Objective |
Copy out the data exactly, leaving the pictures behind.

Data records |
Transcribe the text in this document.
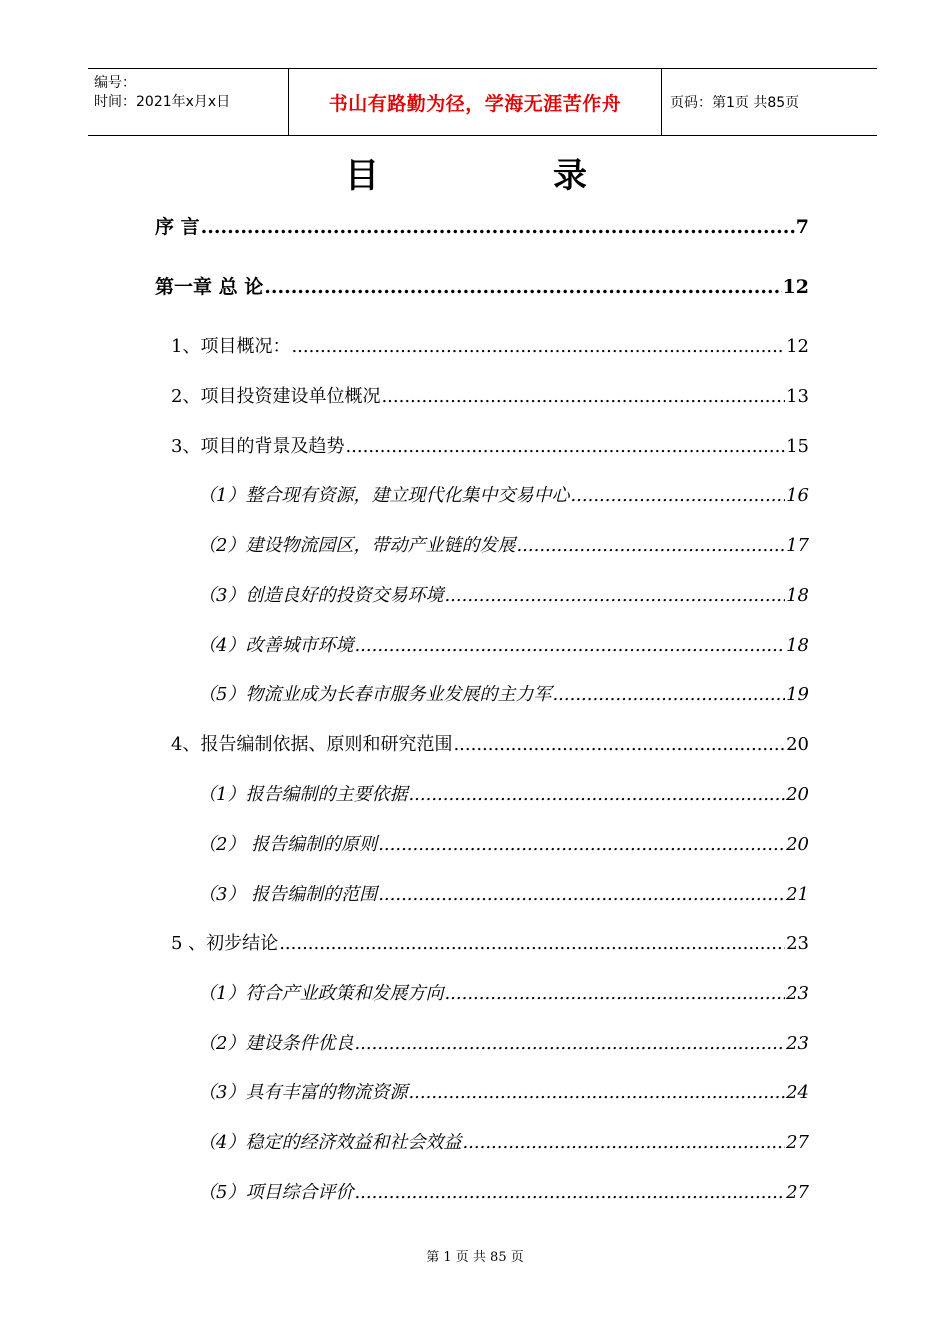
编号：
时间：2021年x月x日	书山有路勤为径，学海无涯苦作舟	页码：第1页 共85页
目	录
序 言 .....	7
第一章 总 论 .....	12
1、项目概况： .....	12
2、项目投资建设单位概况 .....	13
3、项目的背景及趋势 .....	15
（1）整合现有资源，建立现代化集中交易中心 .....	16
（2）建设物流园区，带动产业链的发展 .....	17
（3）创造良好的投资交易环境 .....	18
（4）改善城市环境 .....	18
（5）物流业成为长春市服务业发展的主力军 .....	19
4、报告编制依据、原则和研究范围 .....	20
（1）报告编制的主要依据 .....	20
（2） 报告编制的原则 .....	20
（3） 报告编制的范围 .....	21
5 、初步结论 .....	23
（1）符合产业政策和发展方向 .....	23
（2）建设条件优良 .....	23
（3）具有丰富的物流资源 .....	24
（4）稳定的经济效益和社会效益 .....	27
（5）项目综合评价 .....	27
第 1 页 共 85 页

Output |
Transcribe the text in this document.
编号：
时间：2021年x月x日	书山有路勤为径，学海无涯苦作舟	页码：第1页 共85页
目	录
序 言 .....	7
第一章 总 论 .....	12
1、项目概况： .....	12
2、项目投资建设单位概况 .....	13
3、项目的背景及趋势 .....	15
（1）整合现有资源，建立现代化集中交易中心 .....	16
（2）建设物流园区，带动产业链的发展 .....	17
（3）创造良好的投资交易环境 .....	18
（4）改善城市环境 .....	18
（5）物流业成为长春市服务业发展的主力军 .....	19
4、报告编制依据、原则和研究范围 .....	20
（1）报告编制的主要依据 .....	20
（2） 报告编制的原则 .....	20
（3） 报告编制的范围 .....	21
5 、初步结论 .....	23
（1）符合产业政策和发展方向 .....	23
（2）建设条件优良 .....	23
（3）具有丰富的物流资源 .....	24
（4）稳定的经济效益和社会效益 .....	27
（5）项目综合评价 .....	27
第 1 页 共 85 页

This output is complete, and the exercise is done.